**Given task:** Below is a block of data; give all of it again word for word.

= = = =

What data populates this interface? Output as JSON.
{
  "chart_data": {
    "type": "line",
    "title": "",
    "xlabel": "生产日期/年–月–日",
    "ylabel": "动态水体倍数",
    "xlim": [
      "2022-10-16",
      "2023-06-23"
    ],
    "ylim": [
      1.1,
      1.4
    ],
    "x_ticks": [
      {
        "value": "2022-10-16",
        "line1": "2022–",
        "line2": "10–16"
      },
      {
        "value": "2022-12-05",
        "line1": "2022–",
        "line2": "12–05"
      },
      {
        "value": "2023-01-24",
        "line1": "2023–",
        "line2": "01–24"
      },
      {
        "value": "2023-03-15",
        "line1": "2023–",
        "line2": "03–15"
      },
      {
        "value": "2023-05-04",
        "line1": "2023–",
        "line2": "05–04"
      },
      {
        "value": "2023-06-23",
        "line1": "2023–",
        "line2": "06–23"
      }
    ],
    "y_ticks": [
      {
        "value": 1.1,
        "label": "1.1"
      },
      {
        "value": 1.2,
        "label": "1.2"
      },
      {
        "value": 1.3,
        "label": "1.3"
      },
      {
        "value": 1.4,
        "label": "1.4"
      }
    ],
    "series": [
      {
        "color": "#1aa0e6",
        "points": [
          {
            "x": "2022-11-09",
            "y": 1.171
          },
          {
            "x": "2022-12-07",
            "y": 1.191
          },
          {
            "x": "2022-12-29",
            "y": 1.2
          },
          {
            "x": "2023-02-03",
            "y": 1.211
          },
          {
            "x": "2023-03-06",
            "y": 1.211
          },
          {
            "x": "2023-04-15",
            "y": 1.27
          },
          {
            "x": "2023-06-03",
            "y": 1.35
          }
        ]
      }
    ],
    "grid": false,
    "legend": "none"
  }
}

= = = =

**Reply to the task:**
What data populates this interface? Output as JSON.
{
  "chart_data": {
    "type": "line",
    "title": "",
    "xlabel": "生产日期/年–月–日",
    "ylabel": "动态水体倍数",
    "xlim": [
      "2022-10-16",
      "2023-06-23"
    ],
    "ylim": [
      1.1,
      1.4
    ],
    "x_ticks": [
      {
        "value": "2022-10-16",
        "line1": "2022–",
        "line2": "10–16"
      },
      {
        "value": "2022-12-05",
        "line1": "2022–",
        "line2": "12–05"
      },
      {
        "value": "2023-01-24",
        "line1": "2023–",
        "line2": "01–24"
      },
      {
        "value": "2023-03-15",
        "line1": "2023–",
        "line2": "03–15"
      },
      {
        "value": "2023-05-04",
        "line1": "2023–",
        "line2": "05–04"
      },
      {
        "value": "2023-06-23",
        "line1": "2023–",
        "line2": "06–23"
      }
    ],
    "y_ticks": [
      {
        "value": 1.1,
        "label": "1.1"
      },
      {
        "value": 1.2,
        "label": "1.2"
      },
      {
        "value": 1.3,
        "label": "1.3"
      },
      {
        "value": 1.4,
        "label": "1.4"
      }
    ],
    "series": [
      {
        "color": "#1aa0e6",
        "points": [
          {
            "x": "2022-11-09",
            "y": 1.171
          },
          {
            "x": "2022-12-07",
            "y": 1.191
          },
          {
            "x": "2022-12-29",
            "y": 1.2
          },
          {
            "x": "2023-02-03",
            "y": 1.211
          },
          {
            "x": "2023-03-06",
            "y": 1.211
          },
          {
            "x": "2023-04-15",
            "y": 1.27
          },
          {
            "x": "2023-06-03",
            "y": 1.35
          }
        ]
      }
    ],
    "grid": false,
    "legend": "none"
  }
}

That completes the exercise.